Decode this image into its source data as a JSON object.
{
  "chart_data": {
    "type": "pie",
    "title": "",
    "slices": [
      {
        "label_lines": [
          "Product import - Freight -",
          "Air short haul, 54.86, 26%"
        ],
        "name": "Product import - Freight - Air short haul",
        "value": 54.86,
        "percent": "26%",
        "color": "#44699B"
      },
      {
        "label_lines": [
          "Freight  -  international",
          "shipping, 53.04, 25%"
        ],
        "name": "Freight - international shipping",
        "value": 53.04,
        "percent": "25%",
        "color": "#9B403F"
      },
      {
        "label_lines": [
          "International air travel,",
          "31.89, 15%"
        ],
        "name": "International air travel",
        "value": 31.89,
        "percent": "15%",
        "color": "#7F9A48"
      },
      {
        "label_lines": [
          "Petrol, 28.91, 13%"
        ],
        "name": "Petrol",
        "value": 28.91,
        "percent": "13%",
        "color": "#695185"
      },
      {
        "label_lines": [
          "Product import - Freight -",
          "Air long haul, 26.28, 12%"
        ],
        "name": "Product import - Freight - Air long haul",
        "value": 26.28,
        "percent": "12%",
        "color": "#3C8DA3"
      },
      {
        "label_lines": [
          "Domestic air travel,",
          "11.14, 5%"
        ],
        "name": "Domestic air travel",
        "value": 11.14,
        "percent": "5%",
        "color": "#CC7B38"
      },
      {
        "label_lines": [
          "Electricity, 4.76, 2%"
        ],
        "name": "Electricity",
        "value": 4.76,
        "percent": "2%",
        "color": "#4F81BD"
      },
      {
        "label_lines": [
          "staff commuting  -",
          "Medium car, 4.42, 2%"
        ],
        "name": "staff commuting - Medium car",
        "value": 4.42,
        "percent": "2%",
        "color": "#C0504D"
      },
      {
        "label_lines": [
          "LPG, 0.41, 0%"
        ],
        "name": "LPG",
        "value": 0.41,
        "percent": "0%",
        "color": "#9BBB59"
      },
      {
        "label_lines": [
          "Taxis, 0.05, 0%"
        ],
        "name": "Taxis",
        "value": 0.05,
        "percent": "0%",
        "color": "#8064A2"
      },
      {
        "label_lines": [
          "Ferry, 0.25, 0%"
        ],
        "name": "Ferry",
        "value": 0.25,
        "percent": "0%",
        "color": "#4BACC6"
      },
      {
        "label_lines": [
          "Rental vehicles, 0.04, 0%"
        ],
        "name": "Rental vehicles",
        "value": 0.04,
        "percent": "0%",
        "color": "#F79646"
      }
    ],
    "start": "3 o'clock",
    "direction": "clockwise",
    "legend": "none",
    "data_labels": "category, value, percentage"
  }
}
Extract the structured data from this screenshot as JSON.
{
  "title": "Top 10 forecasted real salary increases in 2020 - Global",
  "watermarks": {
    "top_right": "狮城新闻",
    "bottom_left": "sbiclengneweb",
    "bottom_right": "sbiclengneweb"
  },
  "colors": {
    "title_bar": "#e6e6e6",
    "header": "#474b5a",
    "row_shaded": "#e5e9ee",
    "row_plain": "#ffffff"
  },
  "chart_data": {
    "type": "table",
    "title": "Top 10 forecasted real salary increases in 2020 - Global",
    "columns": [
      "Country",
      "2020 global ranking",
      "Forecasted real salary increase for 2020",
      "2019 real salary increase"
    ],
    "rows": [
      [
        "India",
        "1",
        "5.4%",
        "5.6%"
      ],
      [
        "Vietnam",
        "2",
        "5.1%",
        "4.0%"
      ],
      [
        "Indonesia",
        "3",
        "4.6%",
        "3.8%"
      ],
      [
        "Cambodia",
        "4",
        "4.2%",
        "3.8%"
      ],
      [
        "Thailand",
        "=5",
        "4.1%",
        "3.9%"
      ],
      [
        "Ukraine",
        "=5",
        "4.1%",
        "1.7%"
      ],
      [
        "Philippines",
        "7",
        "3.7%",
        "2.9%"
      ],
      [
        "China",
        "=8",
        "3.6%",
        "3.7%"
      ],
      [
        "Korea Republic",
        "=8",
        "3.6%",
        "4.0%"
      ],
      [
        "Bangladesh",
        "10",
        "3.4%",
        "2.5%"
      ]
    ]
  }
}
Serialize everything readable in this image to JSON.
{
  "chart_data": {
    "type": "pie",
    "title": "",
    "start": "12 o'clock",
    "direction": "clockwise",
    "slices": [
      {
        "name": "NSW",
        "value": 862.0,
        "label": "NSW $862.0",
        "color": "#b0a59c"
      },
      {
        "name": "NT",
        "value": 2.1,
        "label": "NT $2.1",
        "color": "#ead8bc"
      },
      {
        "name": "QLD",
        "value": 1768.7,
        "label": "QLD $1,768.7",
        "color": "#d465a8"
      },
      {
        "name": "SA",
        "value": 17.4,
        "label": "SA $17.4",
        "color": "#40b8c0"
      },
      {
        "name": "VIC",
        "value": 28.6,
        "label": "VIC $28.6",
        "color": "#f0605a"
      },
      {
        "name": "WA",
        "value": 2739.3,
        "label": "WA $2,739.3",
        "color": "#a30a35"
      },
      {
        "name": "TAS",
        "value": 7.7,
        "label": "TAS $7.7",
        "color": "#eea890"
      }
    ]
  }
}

------------------------

- What is being asked -
Only the lines from the one containing "Serialize everything readable" to the end of the records should be repeated, exactly as they appear.

- Exercise answer -
Serialize everything readable in this image to JSON.
{
  "chart_data": {
    "type": "pie",
    "title": "",
    "start": "12 o'clock",
    "direction": "clockwise",
    "slices": [
      {
        "name": "NSW",
        "value": 862.0,
        "label": "NSW $862.0",
        "color": "#b0a59c"
      },
      {
        "name": "NT",
        "value": 2.1,
        "label": "NT $2.1",
        "color": "#ead8bc"
      },
      {
        "name": "QLD",
        "value": 1768.7,
        "label": "QLD $1,768.7",
        "color": "#d465a8"
      },
      {
        "name": "SA",
        "value": 17.4,
        "label": "SA $17.4",
        "color": "#40b8c0"
      },
      {
        "name": "VIC",
        "value": 28.6,
        "label": "VIC $28.6",
        "color": "#f0605a"
      },
      {
        "name": "WA",
        "value": 2739.3,
        "label": "WA $2,739.3",
        "color": "#a30a35"
      },
      {
        "name": "TAS",
        "value": 7.7,
        "label": "TAS $7.7",
        "color": "#eea890"
      }
    ]
  }
}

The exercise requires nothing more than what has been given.